- Extracted data entries
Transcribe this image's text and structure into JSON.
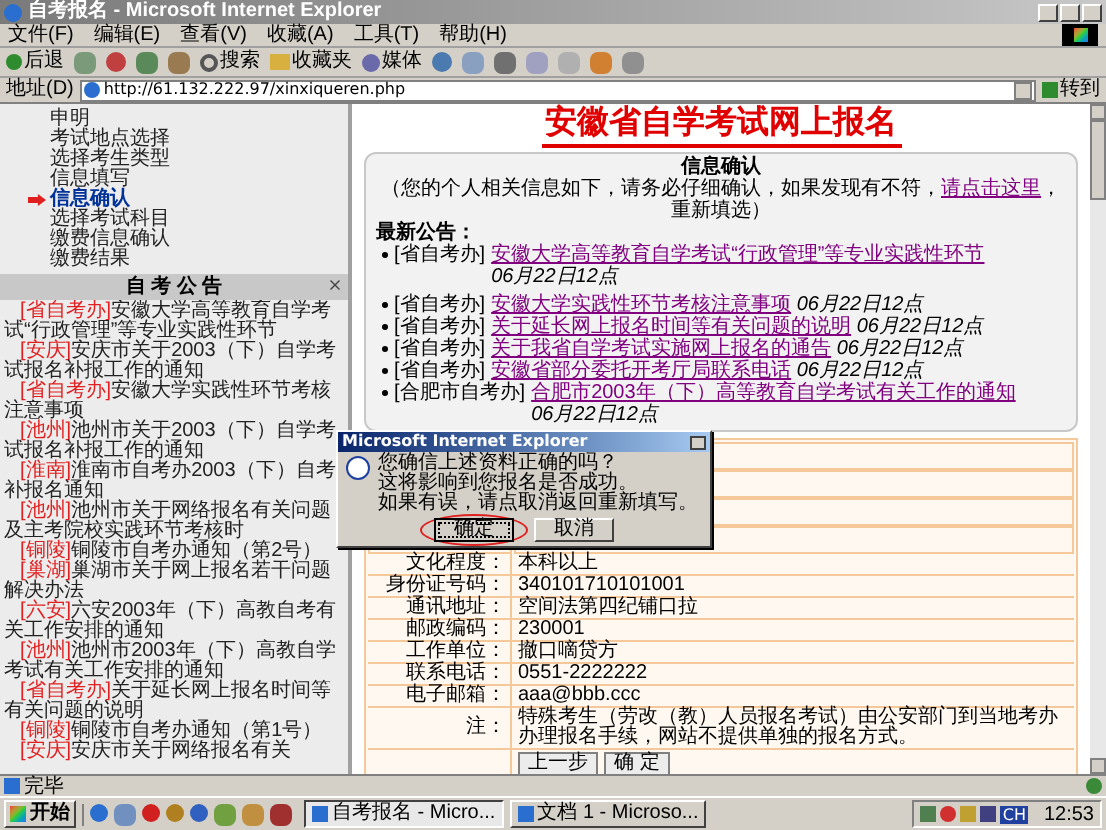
{
  "window": {
    "title": "自考报名 - Microsoft Internet Explorer"
  },
  "menu": [
    "文件(F)",
    "编辑(E)",
    "查看(V)",
    "收藏(A)",
    "工具(T)",
    "帮助(H)"
  ],
  "toolbar": {
    "back": "后退",
    "search": "搜索",
    "favorites": "收藏夹",
    "media": "媒体"
  },
  "address": {
    "label": "地址(D)",
    "url": "http://61.132.222.97/xinxiqueren.php",
    "go": "转到"
  },
  "sidebar": {
    "steps": [
      {
        "label": "申明",
        "selected": false
      },
      {
        "label": "考试地点选择",
        "selected": false
      },
      {
        "label": "选择考生类型",
        "selected": false
      },
      {
        "label": "信息填写",
        "selected": false
      },
      {
        "label": "信息确认",
        "selected": true
      },
      {
        "label": "选择考试科目",
        "selected": false
      },
      {
        "label": "缴费信息确认",
        "selected": false
      },
      {
        "label": "缴费结果",
        "selected": false
      }
    ],
    "notices_title": "自 考 公 告",
    "notices": [
      {
        "tag": "[省自考办]",
        "text": "安徽大学高等教育自学考试“行政管理”等专业实践性环节"
      },
      {
        "tag": "[安庆]",
        "text": "安庆市关于2003（下）自学考试报名补报工作的通知"
      },
      {
        "tag": "[省自考办]",
        "text": "安徽大学实践性环节考核注意事项"
      },
      {
        "tag": "[池州]",
        "text": "池州市关于2003（下）自学考试报名补报工作的通知"
      },
      {
        "tag": "[淮南]",
        "text": "淮南市自考办2003（下）自考补报名通知"
      },
      {
        "tag": "[池州]",
        "text": "池州市关于网络报名有关问题及主考院校实践环节考核时"
      },
      {
        "tag": "[铜陵]",
        "text": "铜陵市自考办通知（第2号）"
      },
      {
        "tag": "[巢湖]",
        "text": "巢湖市关于网上报名若干问题解决办法"
      },
      {
        "tag": "[六安]",
        "text": "六安2003年（下）高教自考有关工作安排的通知"
      },
      {
        "tag": "[池州]",
        "text": "池州市2003年（下）高教自学考试有关工作安排的通知"
      },
      {
        "tag": "[省自考办]",
        "text": "关于延长网上报名时间等有关问题的说明"
      },
      {
        "tag": "[铜陵]",
        "text": "铜陵市自考办通知（第1号）"
      },
      {
        "tag": "[安庆]",
        "text": "安庆市关于网络报名有关"
      }
    ]
  },
  "main": {
    "heading": "安徽省自学考试网上报名",
    "box": {
      "title": "信息确认",
      "intro_before": "（您的个人相关信息如下，请务必仔细确认，如果发现有不符，",
      "intro_link": "请点击这里",
      "intro_after": "，重新填选）",
      "news_title": "最新公告：",
      "news": [
        {
          "source": "[省自考办]",
          "title": "安徽大学高等教育自学考试“行政管理”等专业实践性环节",
          "date": "06月22日12点",
          "gap_before": false
        },
        {
          "source": "[省自考办]",
          "title": "安徽大学实践性环节考核注意事项",
          "date": "06月22日12点",
          "gap_before": true
        },
        {
          "source": "[省自考办]",
          "title": "关于延长网上报名时间等有关问题的说明",
          "date": "06月22日12点",
          "gap_before": false
        },
        {
          "source": "[省自考办]",
          "title": "关于我省自学考试实施网上报名的通告",
          "date": "06月22日12点",
          "gap_before": false
        },
        {
          "source": "[省自考办]",
          "title": "安徽省部分委托开考厅局联系电话",
          "date": "06月22日12点",
          "gap_before": false
        },
        {
          "source": "[合肥市自考办]",
          "title": "合肥市2003年（下）高等教育自学考试有关工作的通知",
          "date": "06月22日12点",
          "gap_before": false
        }
      ]
    },
    "form": {
      "rows": [
        {
          "label": "文化程度：",
          "value": "本科以上"
        },
        {
          "label": "身份证号码：",
          "value": "340101710101001"
        },
        {
          "label": "通讯地址：",
          "value": "空间法第四纪铺口拉"
        },
        {
          "label": "邮政编码：",
          "value": "230001"
        },
        {
          "label": "工作单位：",
          "value": "撤口嘀贷方"
        },
        {
          "label": "联系电话：",
          "value": "0551-2222222"
        },
        {
          "label": "电子邮箱：",
          "value": "aaa@bbb.ccc"
        },
        {
          "label": "注：",
          "value": "特殊考生（劳改（教）人员报名考试）由公安部门到当地考办办理报名手续，网站不提供单独的报名方式。"
        }
      ],
      "buttons": [
        "上一步",
        "确 定"
      ]
    }
  },
  "dialog": {
    "title": "Microsoft Internet Explorer",
    "lines": [
      "您确信上述资料正确的吗？",
      "这将影响到您报名是否成功。",
      "如果有误，请点取消返回重新填写。"
    ],
    "buttons": [
      {
        "label": "确定",
        "selected": true
      },
      {
        "label": "取消",
        "selected": false
      }
    ]
  },
  "status_bar": {
    "text": "完毕"
  },
  "taskbar": {
    "start": "开始",
    "tasks": [
      {
        "label": "自考报名 - Micro...",
        "selected": true
      },
      {
        "label": "文档 1 - Microso...",
        "selected": false
      }
    ],
    "lang": "CH",
    "clock": "12:53"
  }
}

- EXERCISE DETAILS
Output all of the data exactly as it stands, minus any images.

- FINISHED EXERCISE
Transcribe this image's text and structure into JSON.
{
  "window": {
    "title": "自考报名 - Microsoft Internet Explorer"
  },
  "menu": [
    "文件(F)",
    "编辑(E)",
    "查看(V)",
    "收藏(A)",
    "工具(T)",
    "帮助(H)"
  ],
  "toolbar": {
    "back": "后退",
    "search": "搜索",
    "favorites": "收藏夹",
    "media": "媒体"
  },
  "address": {
    "label": "地址(D)",
    "url": "http://61.132.222.97/xinxiqueren.php",
    "go": "转到"
  },
  "sidebar": {
    "steps": [
      {
        "label": "申明",
        "selected": false
      },
      {
        "label": "考试地点选择",
        "selected": false
      },
      {
        "label": "选择考生类型",
        "selected": false
      },
      {
        "label": "信息填写",
        "selected": false
      },
      {
        "label": "信息确认",
        "selected": true
      },
      {
        "label": "选择考试科目",
        "selected": false
      },
      {
        "label": "缴费信息确认",
        "selected": false
      },
      {
        "label": "缴费结果",
        "selected": false
      }
    ],
    "notices_title": "自 考 公 告",
    "notices": [
      {
        "tag": "[省自考办]",
        "text": "安徽大学高等教育自学考试“行政管理”等专业实践性环节"
      },
      {
        "tag": "[安庆]",
        "text": "安庆市关于2003（下）自学考试报名补报工作的通知"
      },
      {
        "tag": "[省自考办]",
        "text": "安徽大学实践性环节考核注意事项"
      },
      {
        "tag": "[池州]",
        "text": "池州市关于2003（下）自学考试报名补报工作的通知"
      },
      {
        "tag": "[淮南]",
        "text": "淮南市自考办2003（下）自考补报名通知"
      },
      {
        "tag": "[池州]",
        "text": "池州市关于网络报名有关问题及主考院校实践环节考核时"
      },
      {
        "tag": "[铜陵]",
        "text": "铜陵市自考办通知（第2号）"
      },
      {
        "tag": "[巢湖]",
        "text": "巢湖市关于网上报名若干问题解决办法"
      },
      {
        "tag": "[六安]",
        "text": "六安2003年（下）高教自考有关工作安排的通知"
      },
      {
        "tag": "[池州]",
        "text": "池州市2003年（下）高教自学考试有关工作安排的通知"
      },
      {
        "tag": "[省自考办]",
        "text": "关于延长网上报名时间等有关问题的说明"
      },
      {
        "tag": "[铜陵]",
        "text": "铜陵市自考办通知（第1号）"
      },
      {
        "tag": "[安庆]",
        "text": "安庆市关于网络报名有关"
      }
    ]
  },
  "main": {
    "heading": "安徽省自学考试网上报名",
    "box": {
      "title": "信息确认",
      "intro_before": "（您的个人相关信息如下，请务必仔细确认，如果发现有不符，",
      "intro_link": "请点击这里",
      "intro_after": "，重新填选）",
      "news_title": "最新公告：",
      "news": [
        {
          "source": "[省自考办]",
          "title": "安徽大学高等教育自学考试“行政管理”等专业实践性环节",
          "date": "06月22日12点",
          "gap_before": false
        },
        {
          "source": "[省自考办]",
          "title": "安徽大学实践性环节考核注意事项",
          "date": "06月22日12点",
          "gap_before": true
        },
        {
          "source": "[省自考办]",
          "title": "关于延长网上报名时间等有关问题的说明",
          "date": "06月22日12点",
          "gap_before": false
        },
        {
          "source": "[省自考办]",
          "title": "关于我省自学考试实施网上报名的通告",
          "date": "06月22日12点",
          "gap_before": false
        },
        {
          "source": "[省自考办]",
          "title": "安徽省部分委托开考厅局联系电话",
          "date": "06月22日12点",
          "gap_before": false
        },
        {
          "source": "[合肥市自考办]",
          "title": "合肥市2003年（下）高等教育自学考试有关工作的通知",
          "date": "06月22日12点",
          "gap_before": false
        }
      ]
    },
    "form": {
      "rows": [
        {
          "label": "文化程度：",
          "value": "本科以上"
        },
        {
          "label": "身份证号码：",
          "value": "340101710101001"
        },
        {
          "label": "通讯地址：",
          "value": "空间法第四纪铺口拉"
        },
        {
          "label": "邮政编码：",
          "value": "230001"
        },
        {
          "label": "工作单位：",
          "value": "撤口嘀贷方"
        },
        {
          "label": "联系电话：",
          "value": "0551-2222222"
        },
        {
          "label": "电子邮箱：",
          "value": "aaa@bbb.ccc"
        },
        {
          "label": "注：",
          "value": "特殊考生（劳改（教）人员报名考试）由公安部门到当地考办办理报名手续，网站不提供单独的报名方式。"
        }
      ],
      "buttons": [
        "上一步",
        "确 定"
      ]
    }
  },
  "dialog": {
    "title": "Microsoft Internet Explorer",
    "lines": [
      "您确信上述资料正确的吗？",
      "这将影响到您报名是否成功。",
      "如果有误，请点取消返回重新填写。"
    ],
    "buttons": [
      {
        "label": "确定",
        "selected": true
      },
      {
        "label": "取消",
        "selected": false
      }
    ]
  },
  "status_bar": {
    "text": "完毕"
  },
  "taskbar": {
    "start": "开始",
    "tasks": [
      {
        "label": "自考报名 - Micro...",
        "selected": true
      },
      {
        "label": "文档 1 - Microso...",
        "selected": false
      }
    ],
    "lang": "CH",
    "clock": "12:53"
  }
}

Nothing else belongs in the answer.